Pick out all lines in the listing holding the string "remote" and copy them.

§ §

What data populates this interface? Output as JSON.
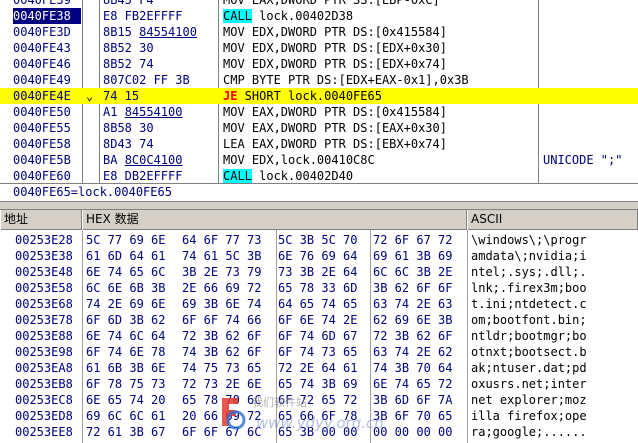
{
  "disasm": {
    "rows": [
      {
        "addr": "0040FE39",
        "hex": "8B45 F4",
        "asm": "MOV EAX,DWORD PTR SS:[EBP-0xC]",
        "partial": true
      },
      {
        "addr": "0040FE38",
        "hex": "E8 FB2EFFFF",
        "kw": "CALL",
        "asm": " lock.00402D38",
        "cur": true
      },
      {
        "addr": "0040FE3D",
        "hex_pre": "8B15 ",
        "hex_u": "84554100",
        "asm": "MOV EDX,DWORD PTR DS:[0x415584]"
      },
      {
        "addr": "0040FE43",
        "hex": "8B52 30",
        "asm": "MOV EDX,DWORD PTR DS:[EDX+0x30]"
      },
      {
        "addr": "0040FE46",
        "hex": "8B52 74",
        "asm": "MOV EDX,DWORD PTR DS:[EDX+0x74]"
      },
      {
        "addr": "0040FE49",
        "hex": "807C02 FF 3B",
        "asm": "CMP BYTE PTR DS:[EDX+EAX-0x1],0x3B"
      },
      {
        "addr": "0040FE4E",
        "mark": "⌄",
        "hex": "74 15",
        "jmp": "JE",
        "asm": " SHORT lock.0040FE65",
        "sel": true
      },
      {
        "addr": "0040FE50",
        "hex_pre": "A1 ",
        "hex_u": "84554100",
        "asm": "MOV EAX,DWORD PTR DS:[0x415584]"
      },
      {
        "addr": "0040FE55",
        "hex": "8B58 30",
        "asm": "MOV EAX,DWORD PTR DS:[EAX+0x30]"
      },
      {
        "addr": "0040FE58",
        "hex": "8D43 74",
        "asm": "LEA EAX,DWORD PTR DS:[EBX+0x74]"
      },
      {
        "addr": "0040FE5B",
        "hex_pre": "BA ",
        "hex_u": "8C0C4100",
        "asm": "MOV EDX,lock.00410C8C",
        "cmt": "UNICODE \";\""
      },
      {
        "addr": "0040FE60",
        "hex": "E8 DB2EFFFF",
        "kw": "CALL",
        "asm": " lock.00402D40"
      }
    ]
  },
  "info_line": "0040FE65=lock.0040FE65",
  "dump": {
    "headers": {
      "address": "地址",
      "hex": "HEX 数据",
      "ascii": "ASCII"
    },
    "rows": [
      {
        "addr": "00253E28",
        "b": [
          "5C 77 69 6E",
          "64 6F 77 73",
          "5C 3B 5C 70",
          "72 6F 67 72"
        ],
        "ascii": "\\windows\\;\\progr"
      },
      {
        "addr": "00253E38",
        "b": [
          "61 6D 64 61",
          "74 61 5C 3B",
          "6E 76 69 64",
          "69 61 3B 69"
        ],
        "ascii": "amdata\\;nvidia;i"
      },
      {
        "addr": "00253E48",
        "b": [
          "6E 74 65 6C",
          "3B 2E 73 79",
          "73 3B 2E 64",
          "6C 6C 3B 2E"
        ],
        "ascii": "ntel;.sys;.dll;."
      },
      {
        "addr": "00253E58",
        "b": [
          "6C 6E 6B 3B",
          "2E 66 69 72",
          "65 78 33 6D",
          "3B 62 6F 6F"
        ],
        "ascii": "lnk;.firex3m;boo"
      },
      {
        "addr": "00253E68",
        "b": [
          "74 2E 69 6E",
          "69 3B 6E 74",
          "64 65 74 65",
          "63 74 2E 63"
        ],
        "ascii": "t.ini;ntdetect.c"
      },
      {
        "addr": "00253E78",
        "b": [
          "6F 6D 3B 62",
          "6F 6F 74 66",
          "6F 6E 74 2E",
          "62 69 6E 3B"
        ],
        "ascii": "om;bootfont.bin;"
      },
      {
        "addr": "00253E88",
        "b": [
          "6E 74 6C 64",
          "72 3B 62 6F",
          "6F 74 6D 67",
          "72 3B 62 6F"
        ],
        "ascii": "ntldr;bootmgr;bo"
      },
      {
        "addr": "00253E98",
        "b": [
          "6F 74 6E 78",
          "74 3B 62 6F",
          "6F 74 73 65",
          "63 74 2E 62"
        ],
        "ascii": "otnxt;bootsect.b"
      },
      {
        "addr": "00253EA8",
        "b": [
          "61 6B 3B 6E",
          "74 75 73 65",
          "72 2E 64 61",
          "74 3B 70 64"
        ],
        "ascii": "ak;ntuser.dat;pd"
      },
      {
        "addr": "00253EB8",
        "b": [
          "6F 78 75 73",
          "72 73 2E 6E",
          "65 74 3B 69",
          "6E 74 65 72"
        ],
        "ascii": "oxusrs.net;inter"
      },
      {
        "addr": "00253EC8",
        "b": [
          "6E 65 74 20",
          "65 78 70 6C",
          "6F 72 65 72",
          "3B 6D 6F 7A"
        ],
        "ascii": "net explorer;moz"
      },
      {
        "addr": "00253ED8",
        "b": [
          "69 6C 6C 61",
          "20 66 69 72",
          "65 66 6F 78",
          "3B 6F 70 65"
        ],
        "ascii": "illa firefox;ope"
      },
      {
        "addr": "00253EE8",
        "b": [
          "72 61 3B 67",
          "6F 6F 67 6C",
          "65 3B 00 00",
          "00 00 00 00"
        ],
        "ascii": "ra;google;......"
      }
    ]
  },
  "watermark": {
    "line1": "我们软件站",
    "line2": "www.ydyy.org.cn"
  }
}
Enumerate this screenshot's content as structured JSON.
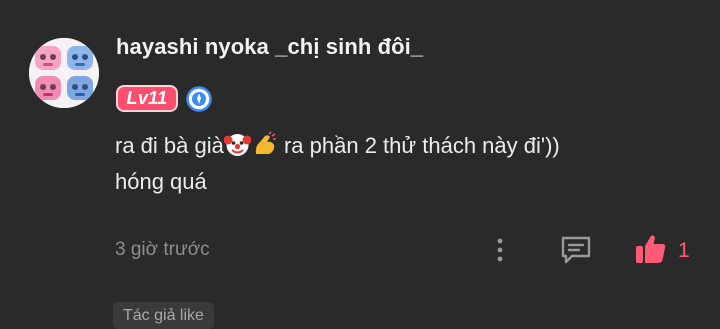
{
  "comment": {
    "username": "hayashi nyoka _chị sinh đôi_",
    "level_label": "Lv11",
    "text_part1": "ra đi bà già",
    "text_part2": " ra phần 2 thử thách này đi'))",
    "text_line2": "hóng quá",
    "emojis": [
      "clown-face-emoji",
      "flexed-biceps-emoji"
    ],
    "timestamp": "3 giờ trước",
    "like_count": "1",
    "author_liked_label": "Tác giả like"
  },
  "icons": [
    "avatar",
    "verified-badge-icon",
    "more-icon",
    "reply-icon",
    "like-icon"
  ],
  "colors": {
    "background": "#2a2a2a",
    "username": "#f2f2f2",
    "text": "#ececec",
    "muted": "#8e8e8e",
    "accent": "#ff5a76",
    "level_badge": "#ff4d6d",
    "verified": "#3d8bf2"
  }
}
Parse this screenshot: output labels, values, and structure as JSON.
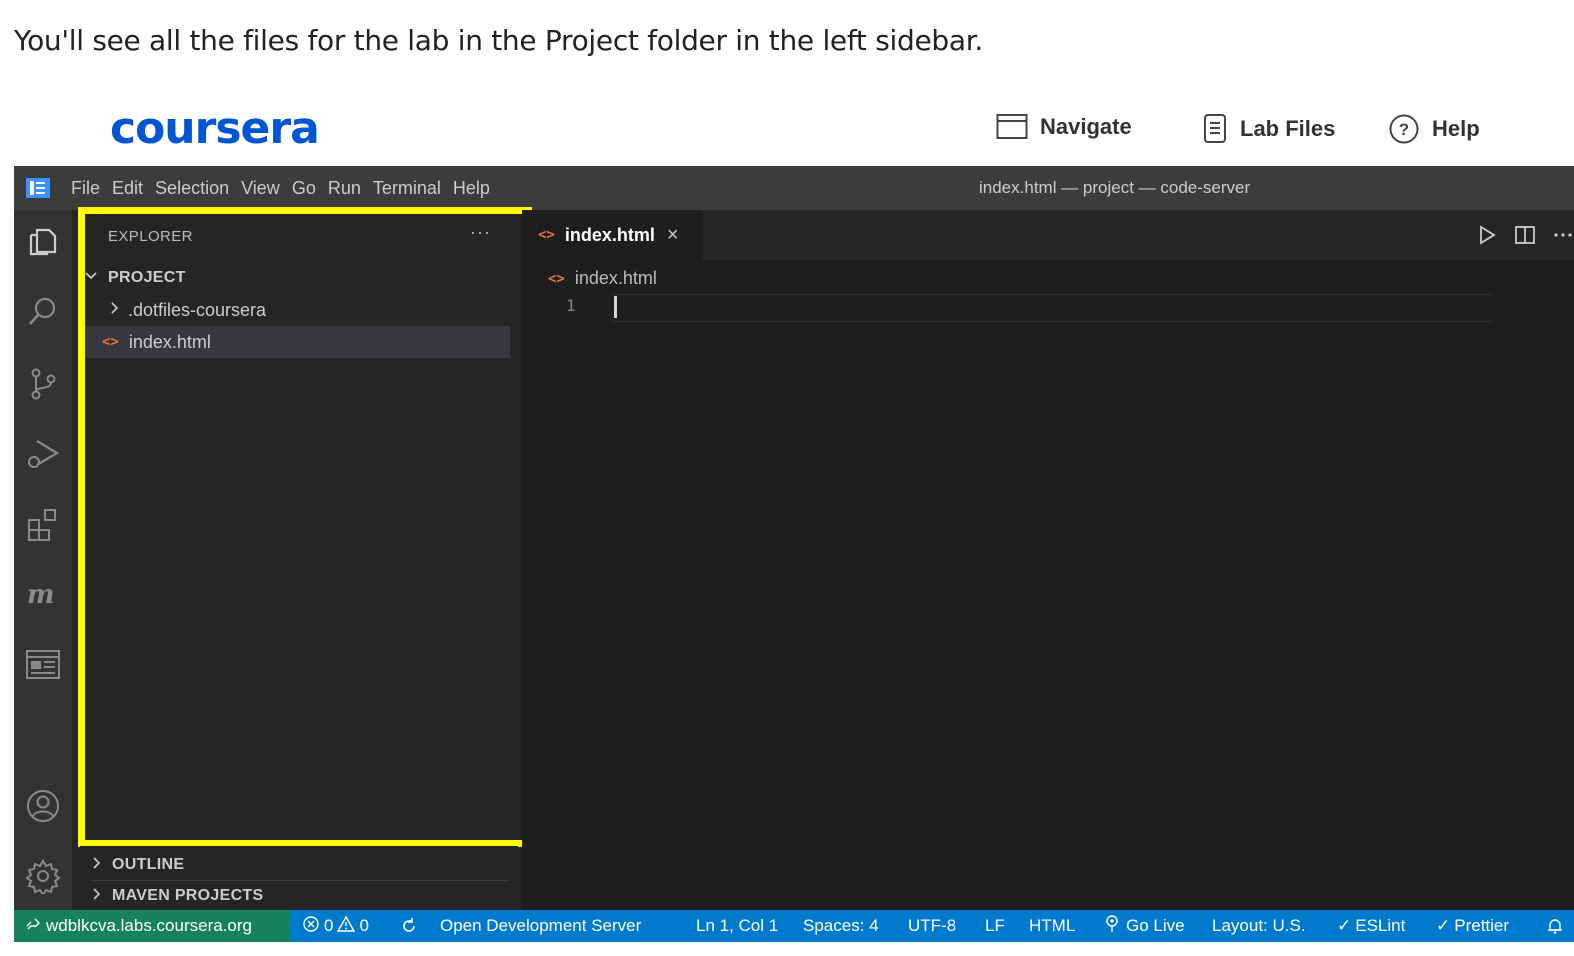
{
  "intro_text": "You'll see all the files for the lab in the Project folder in the left sidebar.",
  "header": {
    "logo": "coursera",
    "links": [
      {
        "label": "Navigate",
        "icon": "window-icon"
      },
      {
        "label": "Lab Files",
        "icon": "document-icon"
      },
      {
        "label": "Help",
        "icon": "question-circle-icon"
      }
    ]
  },
  "ide": {
    "menu": [
      "File",
      "Edit",
      "Selection",
      "View",
      "Go",
      "Run",
      "Terminal",
      "Help"
    ],
    "window_title": "index.html — project — code-server",
    "activity_bar": [
      "files-icon",
      "search-icon",
      "source-control-icon",
      "run-debug-icon",
      "extensions-icon",
      "maven-icon",
      "preview-icon",
      "account-icon",
      "settings-gear-icon"
    ],
    "explorer": {
      "title": "EXPLORER",
      "more": "···",
      "project_label": "PROJECT",
      "items": [
        {
          "name": ".dotfiles-coursera",
          "kind": "folder"
        },
        {
          "name": "index.html",
          "kind": "file",
          "selected": true
        }
      ],
      "bottom_sections": [
        "OUTLINE",
        "MAVEN PROJECTS"
      ]
    },
    "editor": {
      "tab_label": "index.html",
      "tab_close": "×",
      "breadcrumb": "index.html",
      "line_number": "1"
    },
    "status_bar": {
      "remote": "wdblkcva.labs.coursera.org",
      "errors": "0",
      "warnings": "0",
      "open_dev_server": "Open Development Server",
      "position": "Ln 1, Col 1",
      "spaces": "Spaces: 4",
      "encoding": "UTF-8",
      "eol": "LF",
      "language": "HTML",
      "go_live": "Go Live",
      "layout": "Layout: U.S.",
      "eslint": "ESLint",
      "prettier": "Prettier"
    },
    "colors": {
      "highlight": "#ffff00",
      "status_bar": "#007acc",
      "remote": "#16825d",
      "logo": "#0056d2"
    }
  }
}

§ §

**Exercise response**
      "remote": "wdblkcva.labs.coursera.org",
      "remote": "#16825d",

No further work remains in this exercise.